[Saved entries]
────
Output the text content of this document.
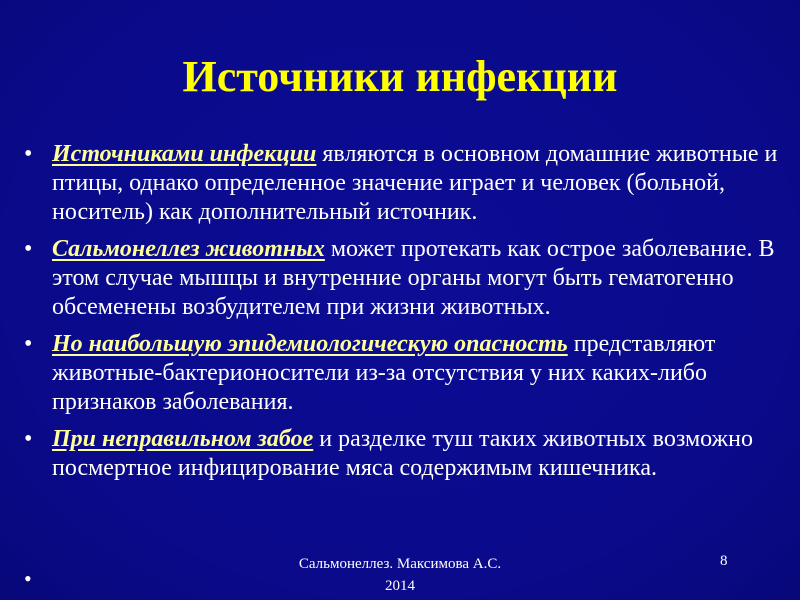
Источники инфекции
• Источниками инфекции являются в основном домашние животные и птицы, однако определенное значение играет и человек (больной, носитель) как дополнительный источник.
• Сальмонеллез животных может протекать как острое заболевание. В этом случае мышцы и внутренние органы могут быть гематогенно обсеменены возбудителем при жизни животных.
• Но наибольшую эпидемиологическую опасность представляют животные-бактерионосители из-за отсутствия у них каких-либо признаков заболевания.
• При неправильном забое и разделке туш таких животных возможно посмертное инфицирование мяса содержимым кишечника.
Сальмонеллез. Максимова А.С.
2014
8
•
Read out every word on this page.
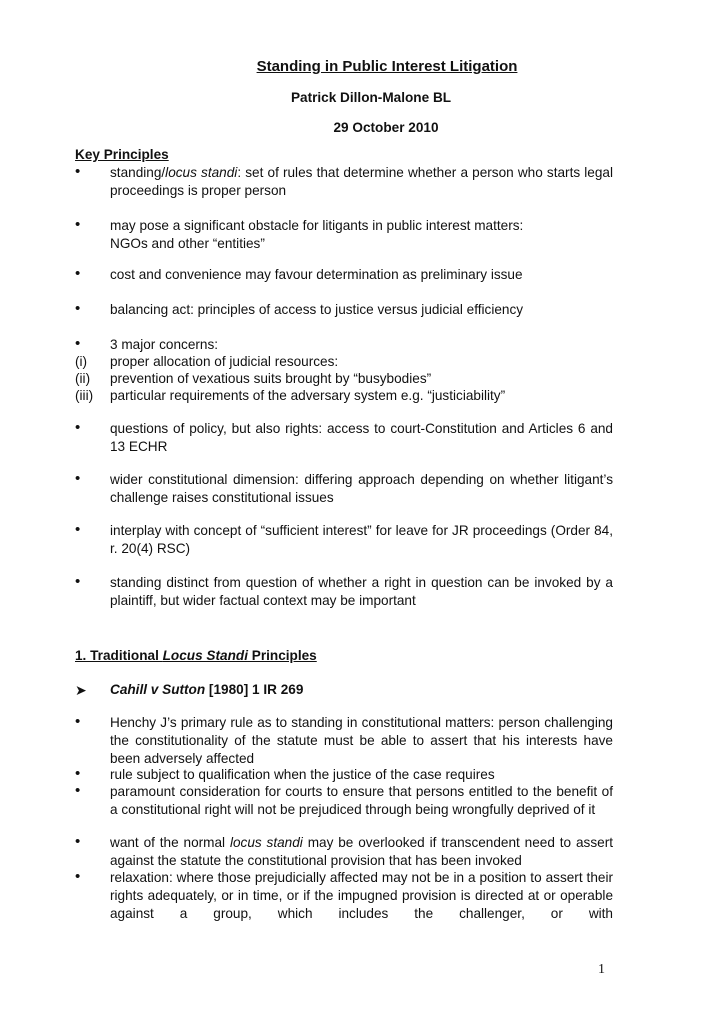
Standing in Public Interest Litigation
Patrick Dillon-Malone BL
29 October 2010
Key Principles
standing/locus standi: set of rules that determine whether a person who starts legal proceedings is proper person
may pose a significant obstacle for litigants in public interest matters:
NGOs and other “entities”
cost and convenience may favour determination as preliminary issue
balancing act: principles of access to justice versus judicial efficiency
3 major concerns:
(i)	proper allocation of judicial resources:
(ii)	prevention of vexatious suits brought by “busybodies”
(iii)	particular requirements of the adversary system e.g. “justiciability”
questions of policy, but also rights: access to court-Constitution and Articles 6 and 13 ECHR
wider constitutional dimension: differing approach depending on whether litigant’s challenge raises constitutional issues
interplay with concept of “sufficient interest” for leave for JR proceedings (Order 84, r. 20(4) RSC)
standing distinct from question of whether a right in question can be invoked by a plaintiff, but wider factual context may be important
1. Traditional Locus Standi Principles
➤ Cahill v Sutton [1980] 1 IR 269
Henchy J’s primary rule as to standing in constitutional matters: person challenging the constitutionality of the statute must be able to assert that his interests have been adversely affected
rule subject to qualification when the justice of the case requires
paramount consideration for courts to ensure that persons entitled to the benefit of a constitutional right will not be prejudiced through being wrongfully deprived of it
want of the normal locus standi may be overlooked if transcendent need to assert against the statute the constitutional provision that has been invoked
relaxation: where those prejudicially affected may not be in a position to assert their rights adequately, or in time, or if the impugned provision is directed at or operable against a group, which includes the challenger, or with
1
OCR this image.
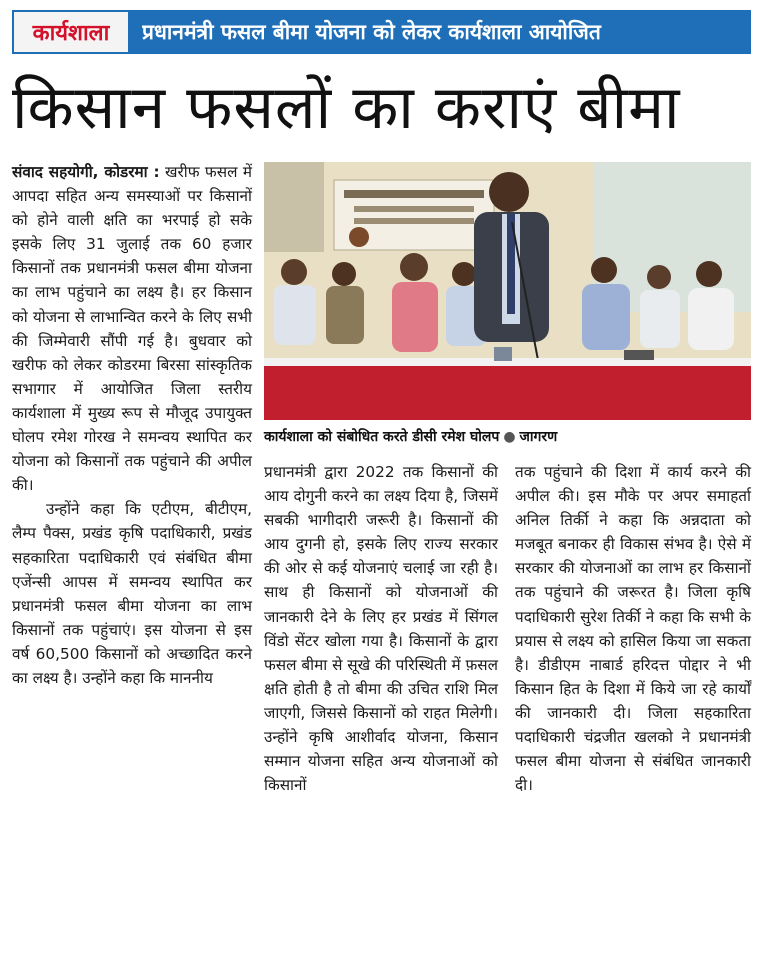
कार्यशाला	प्रधानमंत्री फसल बीमा योजना को लेकर कार्यशाला आयोजित
किसान फसलों का कराएं बीमा

संवाद सहयोगी, कोडरमा : खरीफ फसल में आपदा सहित अन्य समस्याओं पर किसानों को होने वाली क्षति का भरपाई हो सके इसके लिए 31 जुलाई तक 60 हजार किसानों तक प्रधानमंत्री फसल बीमा योजना का लाभ पहुंचाने का लक्ष्य है। हर किसान को योजना से लाभान्वित करने के लिए सभी की जिम्मेवारी सौंपी गई है। बुधवार को खरीफ को लेकर कोडरमा बिरसा सांस्कृतिक सभागार में आयोजित जिला स्तरीय कार्यशाला में मुख्य रूप से मौजूद उपायुक्त घोलप रमेश गोरख ने समन्वय स्थापित कर योजना को किसानों तक पहुंचाने की अपील की।

उन्होंने कहा कि एटीएम, बीटीएम, लैम्प पैक्स, प्रखंड कृषि पदाधिकारी, प्रखंड सहकारिता पदाधिकारी एवं संबंधित बीमा एजेंन्सी आपस में समन्वय स्थापित कर प्रधानमंत्री फसल बीमा योजना का लाभ किसानों तक पहुंचाएं। इस योजना से इस वर्ष 60,500 किसानों को अच्छादित करने का लक्ष्य है। उन्होंने कहा कि माननीय

कार्यशाला को संबोधित करते डीसी रमेश घोलप ● जागरण

प्रधानमंत्री द्वारा 2022 तक किसानों की आय दोगुनी करने का लक्ष्य दिया है, जिसमें सबकी भागीदारी जरूरी है। किसानों की आय दुगनी हो, इसके लिए राज्य सरकार की ओर से कई योजनाएं चलाई जा रही है। साथ ही किसानों को योजनाओं की जानकारी देने के लिए हर प्रखंड में सिंगल विंडो सेंटर खोला गया है। किसानों के द्वारा फसल बीमा से सूखे की परिस्थिती में फ़सल क्षति होती है तो बीमा की उचित राशि मिल जाएगी, जिससे किसानों को राहत मिलेगी। उन्होंने कृषि आशीर्वाद योजना, किसान सम्मान योजना सहित अन्य योजनाओं को किसानों

तक पहुंचाने की दिशा में कार्य करने की अपील की। इस मौके पर अपर समाहर्ता अनिल तिर्की ने कहा कि अन्नदाता को मजबूत बनाकर ही विकास संभव है। ऐसे में सरकार की योजनाओं का लाभ हर किसानों तक पहुंचाने की जरूरत है। जिला कृषि पदाधिकारी सुरेश तिर्की ने कहा कि सभी के प्रयास से लक्ष्य को हासिल किया जा सकता है। डीडीएम नाबार्ड हरिदत्त पोद्दार ने भी किसान हित के दिशा में किये जा रहे कार्यों की जानकारी दी। जिला सहकारिता पदाधिकारी चंद्रजीत खलको ने प्रधानमंत्री फसल बीमा योजना से संबंधित जानकारी दी।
────
▶ AIM OF THE TASK:
Each record above should be copied character for character, with pictures dropped.

▶ SOLUTION TO THIS TASK:
Output the text content of this document.
Источники инфекции
• Источниками инфекции являются в основном домашние животные и птицы, однако определенное значение играет и человек (больной, носитель) как дополнительный источник.
• Сальмонеллез животных может протекать как острое заболевание. В этом случае мышцы и внутренние органы могут быть гематогенно обсеменены возбудителем при жизни животных.
• Но наибольшую эпидемиологическую опасность представляют животные-бактерионосители из-за отсутствия у них каких-либо признаков заболевания.
• При неправильном забое и разделке туш таких животных возможно посмертное инфицирование мяса содержимым кишечника.
Сальмонеллез. Максимова А.С.
2014
8
•
Read out every word on this page.
Standing in Public Interest Litigation
Patrick Dillon-Malone BL
29 October 2010
Key Principles
standing/locus standi: set of rules that determine whether a person who starts legal proceedings is proper person
may pose a significant obstacle for litigants in public interest matters:
NGOs and other “entities”
cost and convenience may favour determination as preliminary issue
balancing act: principles of access to justice versus judicial efficiency
3 major concerns:
(i)	proper allocation of judicial resources:
(ii)	prevention of vexatious suits brought by “busybodies”
(iii)	particular requirements of the adversary system e.g. “justiciability”
questions of policy, but also rights: access to court-Constitution and Articles 6 and 13 ECHR
wider constitutional dimension: differing approach depending on whether litigant’s challenge raises constitutional issues
interplay with concept of “sufficient interest” for leave for JR proceedings (Order 84, r. 20(4) RSC)
standing distinct from question of whether a right in question can be invoked by a plaintiff, but wider factual context may be important
1. Traditional Locus Standi Principles
➤ Cahill v Sutton [1980] 1 IR 269
Henchy J’s primary rule as to standing in constitutional matters: person challenging the constitutionality of the statute must be able to assert that his interests have been adversely affected
rule subject to qualification when the justice of the case requires
paramount consideration for courts to ensure that persons entitled to the benefit of a constitutional right will not be prejudiced through being wrongfully deprived of it
want of the normal locus standi may be overlooked if transcendent need to assert against the statute the constitutional provision that has been invoked
relaxation: where those prejudicially affected may not be in a position to assert their rights adequately, or in time, or if the impugned provision is directed at or operable against a group, which includes the challenger, or with
1
OCR this image.
कार्यशाला	प्रधानमंत्री फसल बीमा योजना को लेकर कार्यशाला आयोजित
किसान फसलों का कराएं बीमा

संवाद सहयोगी, कोडरमा : खरीफ फसल में आपदा सहित अन्य समस्याओं पर किसानों को होने वाली क्षति का भरपाई हो सके इसके लिए 31 जुलाई तक 60 हजार किसानों तक प्रधानमंत्री फसल बीमा योजना का लाभ पहुंचाने का लक्ष्य है। हर किसान को योजना से लाभान्वित करने के लिए सभी की जिम्मेवारी सौंपी गई है। बुधवार को खरीफ को लेकर कोडरमा बिरसा सांस्कृतिक सभागार में आयोजित जिला स्तरीय कार्यशाला में मुख्य रूप से मौजूद उपायुक्त घोलप रमेश गोरख ने समन्वय स्थापित कर योजना को किसानों तक पहुंचाने की अपील की।

उन्होंने कहा कि एटीएम, बीटीएम, लैम्प पैक्स, प्रखंड कृषि पदाधिकारी, प्रखंड सहकारिता पदाधिकारी एवं संबंधित बीमा एजेंन्सी आपस में समन्वय स्थापित कर प्रधानमंत्री फसल बीमा योजना का लाभ किसानों तक पहुंचाएं। इस योजना से इस वर्ष 60,500 किसानों को अच्छादित करने का लक्ष्य है। उन्होंने कहा कि माननीय

कार्यशाला को संबोधित करते डीसी रमेश घोलप ● जागरण

प्रधानमंत्री द्वारा 2022 तक किसानों की आय दोगुनी करने का लक्ष्य दिया है, जिसमें सबकी भागीदारी जरूरी है। किसानों की आय दुगनी हो, इसके लिए राज्य सरकार की ओर से कई योजनाएं चलाई जा रही है। साथ ही किसानों को योजनाओं की जानकारी देने के लिए हर प्रखंड में सिंगल विंडो सेंटर खोला गया है। किसानों के द्वारा फसल बीमा से सूखे की परिस्थिती में फ़सल क्षति होती है तो बीमा की उचित राशि मिल जाएगी, जिससे किसानों को राहत मिलेगी। उन्होंने कृषि आशीर्वाद योजना, किसान सम्मान योजना सहित अन्य योजनाओं को किसानों

तक पहुंचाने की दिशा में कार्य करने की अपील की। इस मौके पर अपर समाहर्ता अनिल तिर्की ने कहा कि अन्नदाता को मजबूत बनाकर ही विकास संभव है। ऐसे में सरकार की योजनाओं का लाभ हर किसानों तक पहुंचाने की जरूरत है। जिला कृषि पदाधिकारी सुरेश तिर्की ने कहा कि सभी के प्रयास से लक्ष्य को हासिल किया जा सकता है। डीडीएम नाबार्ड हरिदत्त पोद्दार ने भी किसान हित के दिशा में किये जा रहे कार्यों की जानकारी दी। जिला सहकारिता पदाधिकारी चंद्रजीत खलको ने प्रधानमंत्री फसल बीमा योजना से संबंधित जानकारी दी।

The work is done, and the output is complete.